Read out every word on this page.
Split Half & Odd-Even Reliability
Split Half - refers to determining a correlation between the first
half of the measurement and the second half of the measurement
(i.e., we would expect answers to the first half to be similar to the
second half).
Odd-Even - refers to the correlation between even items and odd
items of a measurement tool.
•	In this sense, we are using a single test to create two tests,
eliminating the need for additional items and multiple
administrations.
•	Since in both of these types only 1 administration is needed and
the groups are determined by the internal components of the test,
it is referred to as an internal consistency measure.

☆ ☆ ☆

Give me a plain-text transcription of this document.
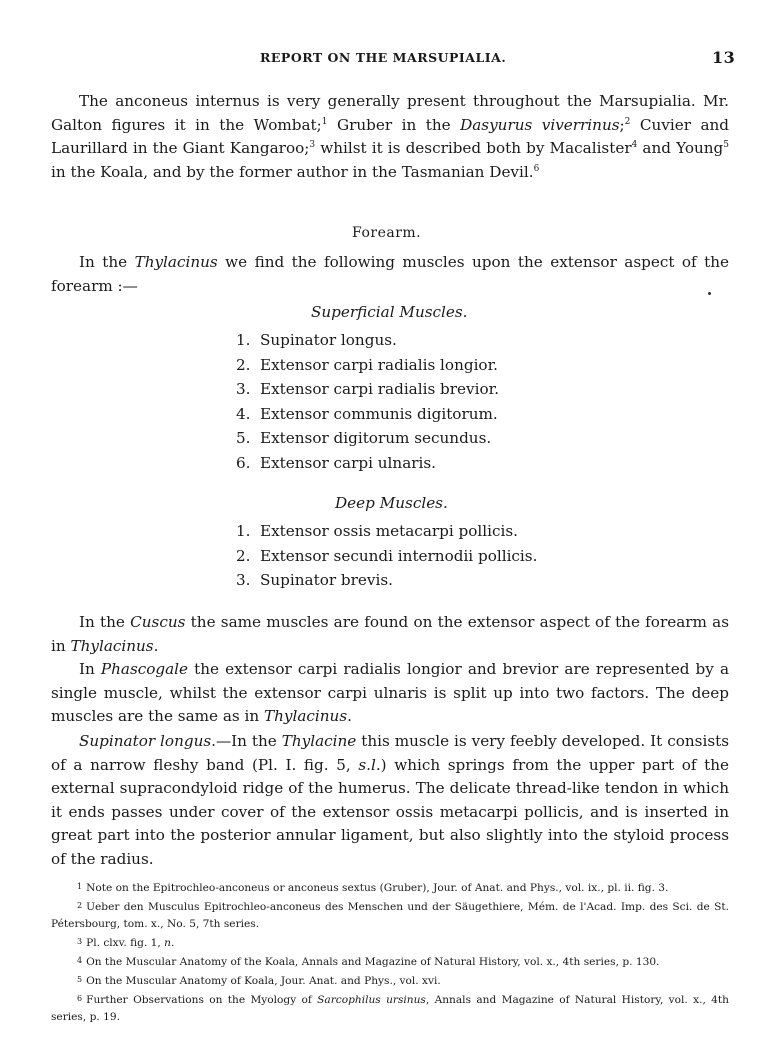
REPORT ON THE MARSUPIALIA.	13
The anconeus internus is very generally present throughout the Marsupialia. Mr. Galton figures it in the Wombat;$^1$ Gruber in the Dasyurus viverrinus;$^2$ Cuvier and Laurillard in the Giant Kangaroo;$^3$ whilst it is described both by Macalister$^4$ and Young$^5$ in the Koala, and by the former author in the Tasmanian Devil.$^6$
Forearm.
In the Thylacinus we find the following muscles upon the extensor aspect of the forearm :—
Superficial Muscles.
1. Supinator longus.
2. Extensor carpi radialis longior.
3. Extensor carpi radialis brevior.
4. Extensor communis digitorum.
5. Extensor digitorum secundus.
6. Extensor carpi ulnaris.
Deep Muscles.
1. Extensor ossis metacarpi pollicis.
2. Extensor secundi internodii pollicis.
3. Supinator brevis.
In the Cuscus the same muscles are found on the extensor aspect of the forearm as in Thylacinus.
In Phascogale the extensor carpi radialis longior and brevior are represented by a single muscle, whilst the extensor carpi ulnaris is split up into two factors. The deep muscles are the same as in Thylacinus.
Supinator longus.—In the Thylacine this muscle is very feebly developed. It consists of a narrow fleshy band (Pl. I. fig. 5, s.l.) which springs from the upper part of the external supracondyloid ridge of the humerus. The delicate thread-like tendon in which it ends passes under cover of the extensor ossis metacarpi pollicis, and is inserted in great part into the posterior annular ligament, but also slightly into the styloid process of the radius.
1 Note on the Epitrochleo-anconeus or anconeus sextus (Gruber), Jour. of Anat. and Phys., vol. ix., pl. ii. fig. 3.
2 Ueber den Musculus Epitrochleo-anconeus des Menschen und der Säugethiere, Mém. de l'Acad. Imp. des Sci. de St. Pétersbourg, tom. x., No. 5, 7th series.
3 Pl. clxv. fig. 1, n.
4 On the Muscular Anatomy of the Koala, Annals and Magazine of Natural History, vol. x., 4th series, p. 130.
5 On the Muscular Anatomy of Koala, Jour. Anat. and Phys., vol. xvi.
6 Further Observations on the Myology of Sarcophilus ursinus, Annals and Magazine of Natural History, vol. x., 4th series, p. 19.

☆ ☆ ☆

### Short problem
Pick out each line above that includes "Thylacinus" and show it.

### Worked solution
In the Thylacinus we find the following muscles upon the extensor aspect of the forearm :—
In the Cuscus the same muscles are found on the extensor aspect of the forearm as in Thylacinus.
In Phascogale the extensor carpi radialis longior and brevior are represented by a single muscle, whilst the extensor carpi ulnaris is split up into two factors. The deep muscles are the same as in Thylacinus.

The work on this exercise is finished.